◆ **THE INPUT**:
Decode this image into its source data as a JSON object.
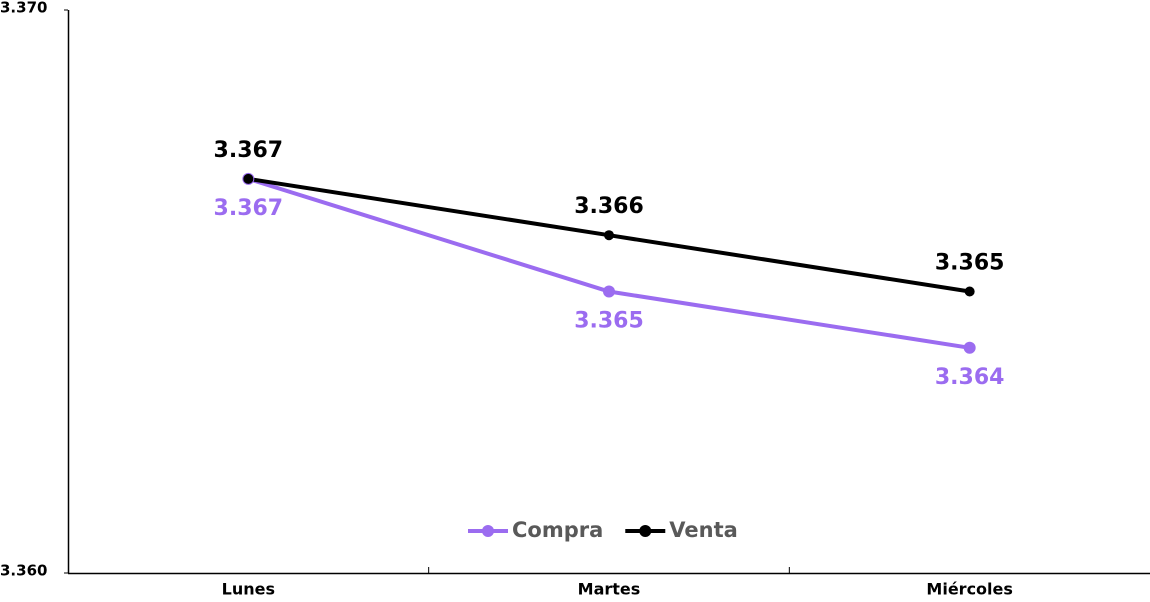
{
  "chart_data": {
    "type": "line",
    "categories": [
      "Lunes",
      "Martes",
      "Miércoles"
    ],
    "series": [
      {
        "name": "Compra",
        "color": "#9b6cf0",
        "values": [
          3.367,
          3.365,
          3.364
        ]
      },
      {
        "name": "Venta",
        "color": "#000000",
        "values": [
          3.367,
          3.366,
          3.365
        ]
      }
    ],
    "ylim": [
      3.36,
      3.37
    ],
    "yticks": [
      {
        "value": 3.36,
        "label": "3.360"
      },
      {
        "value": 3.37,
        "label": "3.370"
      }
    ],
    "grid": false,
    "legend": "bottom"
  }
}
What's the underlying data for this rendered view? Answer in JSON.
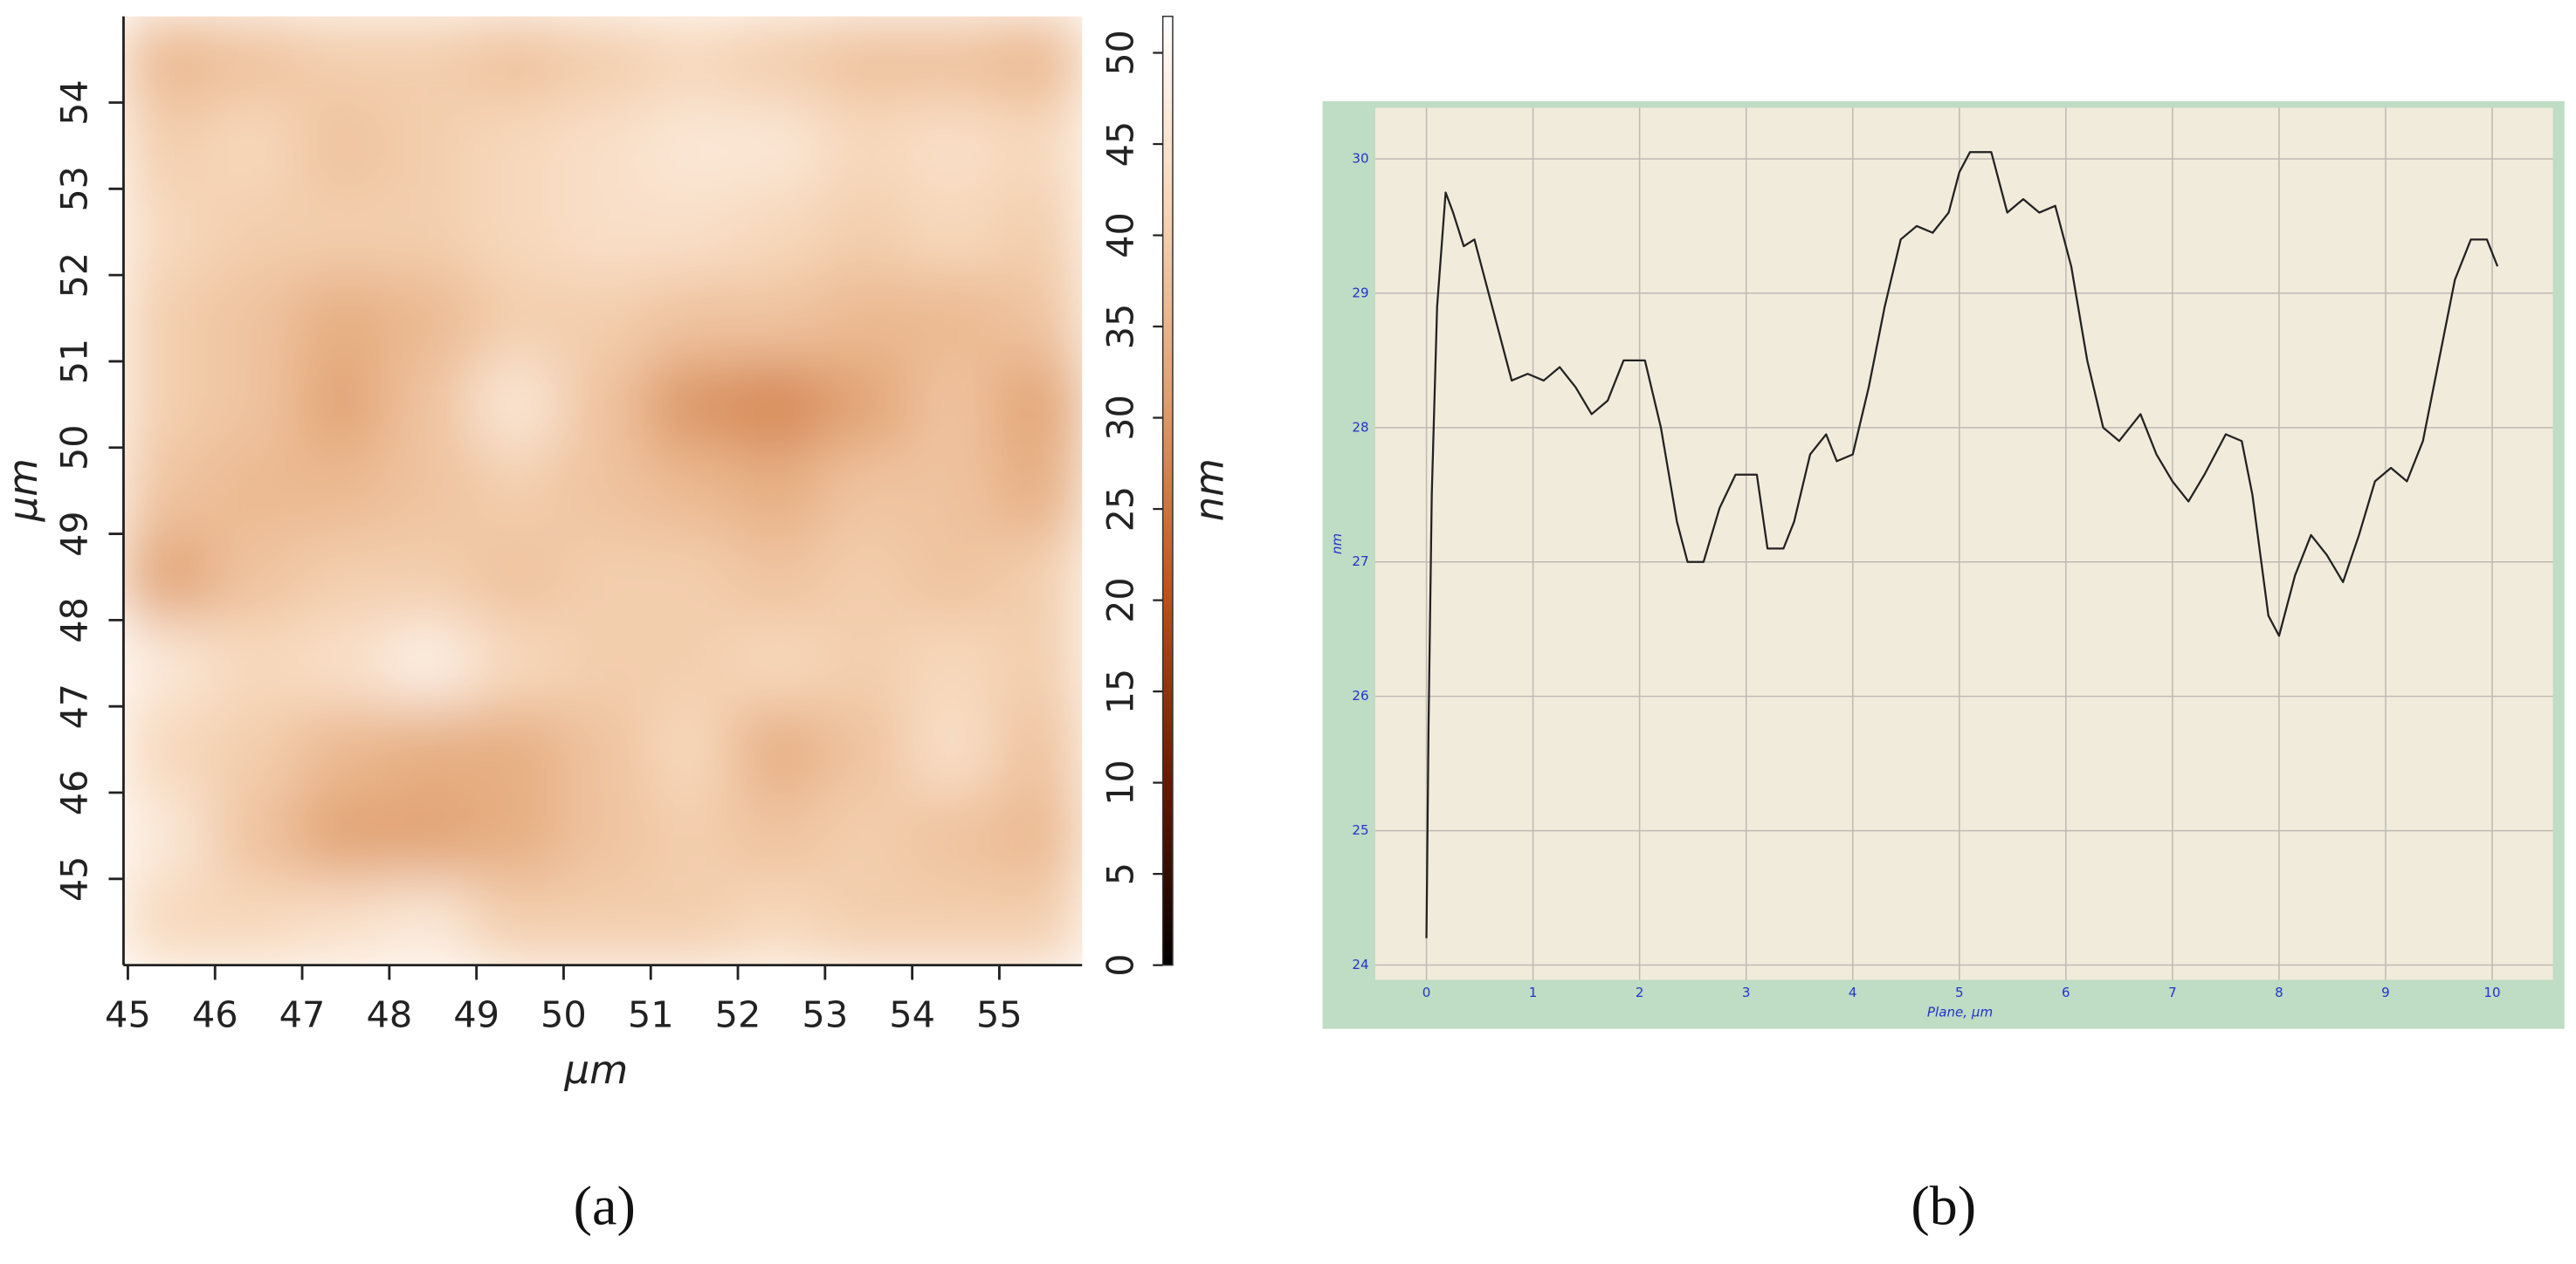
{
  "chart_data": [
    {
      "type": "heatmap",
      "xlabel": "µm",
      "ylabel": "µm",
      "zlabel": "nm",
      "xlim": [
        44.95,
        55.95
      ],
      "ylim": [
        44.0,
        55.0
      ],
      "zlim": [
        0,
        52
      ],
      "xticks": [
        45,
        46,
        47,
        48,
        49,
        50,
        51,
        52,
        53,
        54,
        55
      ],
      "yticks": [
        45,
        46,
        47,
        48,
        49,
        50,
        51,
        52,
        53,
        54
      ],
      "zticks": [
        0,
        5,
        10,
        15,
        20,
        25,
        30,
        35,
        40,
        45,
        50
      ],
      "colorscale": [
        "#000000",
        "#6b1a00",
        "#c0551a",
        "#e0a070",
        "#f7d6b8",
        "#ffffff"
      ],
      "z": [
        [
          36,
          38,
          40,
          40,
          38,
          40,
          42,
          40,
          38,
          38,
          36
        ],
        [
          40,
          42,
          38,
          40,
          42,
          44,
          46,
          46,
          42,
          44,
          42
        ],
        [
          42,
          40,
          40,
          40,
          42,
          44,
          44,
          42,
          40,
          42,
          40
        ],
        [
          40,
          38,
          34,
          36,
          40,
          40,
          38,
          38,
          36,
          36,
          38
        ],
        [
          40,
          38,
          32,
          38,
          46,
          38,
          30,
          28,
          32,
          38,
          32
        ],
        [
          38,
          36,
          36,
          38,
          40,
          38,
          36,
          34,
          38,
          38,
          34
        ],
        [
          32,
          38,
          40,
          40,
          38,
          40,
          40,
          38,
          40,
          38,
          40
        ],
        [
          46,
          42,
          44,
          48,
          42,
          40,
          40,
          42,
          40,
          42,
          40
        ],
        [
          42,
          40,
          36,
          34,
          34,
          38,
          42,
          34,
          38,
          44,
          38
        ],
        [
          46,
          38,
          32,
          32,
          34,
          38,
          40,
          38,
          40,
          38,
          36
        ],
        [
          42,
          42,
          44,
          46,
          40,
          40,
          40,
          42,
          40,
          40,
          40
        ]
      ],
      "caption": "(a)"
    },
    {
      "type": "line",
      "xlabel": "Plane, µm",
      "ylabel": "nm",
      "color": "#222222",
      "grid": true,
      "xlim": [
        -0.48,
        10.57
      ],
      "ylim": [
        23.89,
        30.38
      ],
      "xticks": [
        0,
        1,
        2,
        3,
        4,
        5,
        6,
        7,
        8,
        9,
        10
      ],
      "yticks": [
        24,
        25,
        26,
        27,
        28,
        29,
        30
      ],
      "x": [
        0,
        0.02,
        0.05,
        0.1,
        0.18,
        0.25,
        0.35,
        0.45,
        0.55,
        0.65,
        0.8,
        0.95,
        1.1,
        1.25,
        1.4,
        1.55,
        1.7,
        1.85,
        2.05,
        2.2,
        2.35,
        2.45,
        2.6,
        2.75,
        2.9,
        3.1,
        3.2,
        3.35,
        3.45,
        3.6,
        3.75,
        3.85,
        4.0,
        4.15,
        4.3,
        4.45,
        4.6,
        4.75,
        4.9,
        5.0,
        5.1,
        5.3,
        5.45,
        5.6,
        5.75,
        5.9,
        6.05,
        6.2,
        6.35,
        6.5,
        6.7,
        6.85,
        7.0,
        7.15,
        7.3,
        7.5,
        7.65,
        7.75,
        7.9,
        8.0,
        8.15,
        8.3,
        8.45,
        8.6,
        8.75,
        8.9,
        9.05,
        9.2,
        9.35,
        9.5,
        9.65,
        9.8,
        9.95,
        10.05
      ],
      "values": [
        24.2,
        25.8,
        27.5,
        28.9,
        29.75,
        29.6,
        29.35,
        29.4,
        29.1,
        28.8,
        28.35,
        28.4,
        28.35,
        28.45,
        28.3,
        28.1,
        28.2,
        28.5,
        28.5,
        28.0,
        27.3,
        27.0,
        27.0,
        27.4,
        27.65,
        27.65,
        27.1,
        27.1,
        27.3,
        27.8,
        27.95,
        27.75,
        27.8,
        28.3,
        28.9,
        29.4,
        29.5,
        29.45,
        29.6,
        29.9,
        30.05,
        30.05,
        29.6,
        29.7,
        29.6,
        29.65,
        29.2,
        28.5,
        28.0,
        27.9,
        28.1,
        27.8,
        27.6,
        27.45,
        27.65,
        27.95,
        27.9,
        27.5,
        26.6,
        26.45,
        26.9,
        27.2,
        27.05,
        26.85,
        27.2,
        27.6,
        27.7,
        27.6,
        27.9,
        28.5,
        29.1,
        29.4,
        29.4,
        29.2
      ],
      "caption": "(b)"
    }
  ]
}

◆ **GIVEN EXERCISE**:
Print the listing above in full, exactly as written. Omit any pictures.

◆ **OUTPUT FOR THIS TASK**:
Decode this image into its source data as a JSON object.
{
  "chart_data": {
    "type": "line",
    "categories": [
      "Lunes",
      "Martes",
      "Miércoles"
    ],
    "series": [
      {
        "name": "Compra",
        "color": "#9b6cf0",
        "values": [
          3.367,
          3.365,
          3.364
        ]
      },
      {
        "name": "Venta",
        "color": "#000000",
        "values": [
          3.367,
          3.366,
          3.365
        ]
      }
    ],
    "ylim": [
      3.36,
      3.37
    ],
    "yticks": [
      {
        "value": 3.36,
        "label": "3.360"
      },
      {
        "value": 3.37,
        "label": "3.370"
      }
    ],
    "grid": false,
    "legend": "bottom"
  }
}
What's the underlying data for this rendered view? Answer in JSON.
{
  "chart_data": [
    {
      "type": "heatmap",
      "xlabel": "µm",
      "ylabel": "µm",
      "zlabel": "nm",
      "xlim": [
        44.95,
        55.95
      ],
      "ylim": [
        44.0,
        55.0
      ],
      "zlim": [
        0,
        52
      ],
      "xticks": [
        45,
        46,
        47,
        48,
        49,
        50,
        51,
        52,
        53,
        54,
        55
      ],
      "yticks": [
        45,
        46,
        47,
        48,
        49,
        50,
        51,
        52,
        53,
        54
      ],
      "zticks": [
        0,
        5,
        10,
        15,
        20,
        25,
        30,
        35,
        40,
        45,
        50
      ],
      "colorscale": [
        "#000000",
        "#6b1a00",
        "#c0551a",
        "#e0a070",
        "#f7d6b8",
        "#ffffff"
      ],
      "z": [
        [
          36,
          38,
          40,
          40,
          38,
          40,
          42,
          40,
          38,
          38,
          36
        ],
        [
          40,
          42,
          38,
          40,
          42,
          44,
          46,
          46,
          42,
          44,
          42
        ],
        [
          42,
          40,
          40,
          40,
          42,
          44,
          44,
          42,
          40,
          42,
          40
        ],
        [
          40,
          38,
          34,
          36,
          40,
          40,
          38,
          38,
          36,
          36,
          38
        ],
        [
          40,
          38,
          32,
          38,
          46,
          38,
          30,
          28,
          32,
          38,
          32
        ],
        [
          38,
          36,
          36,
          38,
          40,
          38,
          36,
          34,
          38,
          38,
          34
        ],
        [
          32,
          38,
          40,
          40,
          38,
          40,
          40,
          38,
          40,
          38,
          40
        ],
        [
          46,
          42,
          44,
          48,
          42,
          40,
          40,
          42,
          40,
          42,
          40
        ],
        [
          42,
          40,
          36,
          34,
          34,
          38,
          42,
          34,
          38,
          44,
          38
        ],
        [
          46,
          38,
          32,
          32,
          34,
          38,
          40,
          38,
          40,
          38,
          36
        ],
        [
          42,
          42,
          44,
          46,
          40,
          40,
          40,
          42,
          40,
          40,
          40
        ]
      ],
      "caption": "(a)"
    },
    {
      "type": "line",
      "xlabel": "Plane, µm",
      "ylabel": "nm",
      "color": "#222222",
      "grid": true,
      "xlim": [
        -0.48,
        10.57
      ],
      "ylim": [
        23.89,
        30.38
      ],
      "xticks": [
        0,
        1,
        2,
        3,
        4,
        5,
        6,
        7,
        8,
        9,
        10
      ],
      "yticks": [
        24,
        25,
        26,
        27,
        28,
        29,
        30
      ],
      "x": [
        0,
        0.02,
        0.05,
        0.1,
        0.18,
        0.25,
        0.35,
        0.45,
        0.55,
        0.65,
        0.8,
        0.95,
        1.1,
        1.25,
        1.4,
        1.55,
        1.7,
        1.85,
        2.05,
        2.2,
        2.35,
        2.45,
        2.6,
        2.75,
        2.9,
        3.1,
        3.2,
        3.35,
        3.45,
        3.6,
        3.75,
        3.85,
        4.0,
        4.15,
        4.3,
        4.45,
        4.6,
        4.75,
        4.9,
        5.0,
        5.1,
        5.3,
        5.45,
        5.6,
        5.75,
        5.9,
        6.05,
        6.2,
        6.35,
        6.5,
        6.7,
        6.85,
        7.0,
        7.15,
        7.3,
        7.5,
        7.65,
        7.75,
        7.9,
        8.0,
        8.15,
        8.3,
        8.45,
        8.6,
        8.75,
        8.9,
        9.05,
        9.2,
        9.35,
        9.5,
        9.65,
        9.8,
        9.95,
        10.05
      ],
      "values": [
        24.2,
        25.8,
        27.5,
        28.9,
        29.75,
        29.6,
        29.35,
        29.4,
        29.1,
        28.8,
        28.35,
        28.4,
        28.35,
        28.45,
        28.3,
        28.1,
        28.2,
        28.5,
        28.5,
        28.0,
        27.3,
        27.0,
        27.0,
        27.4,
        27.65,
        27.65,
        27.1,
        27.1,
        27.3,
        27.8,
        27.95,
        27.75,
        27.8,
        28.3,
        28.9,
        29.4,
        29.5,
        29.45,
        29.6,
        29.9,
        30.05,
        30.05,
        29.6,
        29.7,
        29.6,
        29.65,
        29.2,
        28.5,
        28.0,
        27.9,
        28.1,
        27.8,
        27.6,
        27.45,
        27.65,
        27.95,
        27.9,
        27.5,
        26.6,
        26.45,
        26.9,
        27.2,
        27.05,
        26.85,
        27.2,
        27.6,
        27.7,
        27.6,
        27.9,
        28.5,
        29.1,
        29.4,
        29.4,
        29.2
      ],
      "caption": "(b)"
    }
  ]
}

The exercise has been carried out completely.